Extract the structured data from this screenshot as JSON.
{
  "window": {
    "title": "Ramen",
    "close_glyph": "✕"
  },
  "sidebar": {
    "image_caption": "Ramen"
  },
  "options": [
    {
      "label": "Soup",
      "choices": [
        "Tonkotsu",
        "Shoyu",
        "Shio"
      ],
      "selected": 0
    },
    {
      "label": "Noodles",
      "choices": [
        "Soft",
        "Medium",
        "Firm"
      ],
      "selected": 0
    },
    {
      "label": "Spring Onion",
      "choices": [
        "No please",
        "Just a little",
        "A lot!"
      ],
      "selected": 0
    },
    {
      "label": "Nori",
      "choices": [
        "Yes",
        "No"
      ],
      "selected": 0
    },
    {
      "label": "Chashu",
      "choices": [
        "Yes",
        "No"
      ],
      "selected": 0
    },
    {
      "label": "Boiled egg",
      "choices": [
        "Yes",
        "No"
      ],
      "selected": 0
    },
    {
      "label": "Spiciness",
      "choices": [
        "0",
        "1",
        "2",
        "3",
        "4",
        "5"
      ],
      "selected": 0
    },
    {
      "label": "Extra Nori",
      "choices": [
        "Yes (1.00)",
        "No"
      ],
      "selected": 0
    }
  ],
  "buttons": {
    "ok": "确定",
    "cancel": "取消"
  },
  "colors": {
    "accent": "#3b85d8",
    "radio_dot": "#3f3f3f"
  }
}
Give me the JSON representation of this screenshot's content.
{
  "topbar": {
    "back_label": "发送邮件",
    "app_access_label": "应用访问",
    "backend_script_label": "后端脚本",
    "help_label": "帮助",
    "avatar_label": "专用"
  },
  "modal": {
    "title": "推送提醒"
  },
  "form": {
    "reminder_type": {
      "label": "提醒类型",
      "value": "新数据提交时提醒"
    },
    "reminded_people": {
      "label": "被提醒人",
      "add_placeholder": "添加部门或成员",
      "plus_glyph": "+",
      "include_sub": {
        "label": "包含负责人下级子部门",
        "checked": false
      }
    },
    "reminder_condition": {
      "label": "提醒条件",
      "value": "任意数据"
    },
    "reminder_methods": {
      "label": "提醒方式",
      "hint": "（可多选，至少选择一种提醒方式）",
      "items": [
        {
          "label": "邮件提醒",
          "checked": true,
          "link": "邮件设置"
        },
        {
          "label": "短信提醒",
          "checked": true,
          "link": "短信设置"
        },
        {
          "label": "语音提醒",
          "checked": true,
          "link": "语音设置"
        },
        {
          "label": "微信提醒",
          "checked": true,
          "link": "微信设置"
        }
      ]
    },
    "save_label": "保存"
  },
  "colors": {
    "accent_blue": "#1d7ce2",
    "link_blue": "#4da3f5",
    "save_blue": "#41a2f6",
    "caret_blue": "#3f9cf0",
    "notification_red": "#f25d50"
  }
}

__Job__
Copy only this span: the line that contains "Give me the", the last line, and every line between them.

__Written response__
Give me the JSON representation of this screenshot's content.
{
  "topbar": {
    "back_label": "发送邮件",
    "app_access_label": "应用访问",
    "backend_script_label": "后端脚本",
    "help_label": "帮助",
    "avatar_label": "专用"
  },
  "modal": {
    "title": "推送提醒"
  },
  "form": {
    "reminder_type": {
      "label": "提醒类型",
      "value": "新数据提交时提醒"
    },
    "reminded_people": {
      "label": "被提醒人",
      "add_placeholder": "添加部门或成员",
      "plus_glyph": "+",
      "include_sub": {
        "label": "包含负责人下级子部门",
        "checked": false
      }
    },
    "reminder_condition": {
      "label": "提醒条件",
      "value": "任意数据"
    },
    "reminder_methods": {
      "label": "提醒方式",
      "hint": "（可多选，至少选择一种提醒方式）",
      "items": [
        {
          "label": "邮件提醒",
          "checked": true,
          "link": "邮件设置"
        },
        {
          "label": "短信提醒",
          "checked": true,
          "link": "短信设置"
        },
        {
          "label": "语音提醒",
          "checked": true,
          "link": "语音设置"
        },
        {
          "label": "微信提醒",
          "checked": true,
          "link": "微信设置"
        }
      ]
    },
    "save_label": "保存"
  },
  "colors": {
    "accent_blue": "#1d7ce2",
    "link_blue": "#4da3f5",
    "save_blue": "#41a2f6",
    "caret_blue": "#3f9cf0",
    "notification_red": "#f25d50"
  }
}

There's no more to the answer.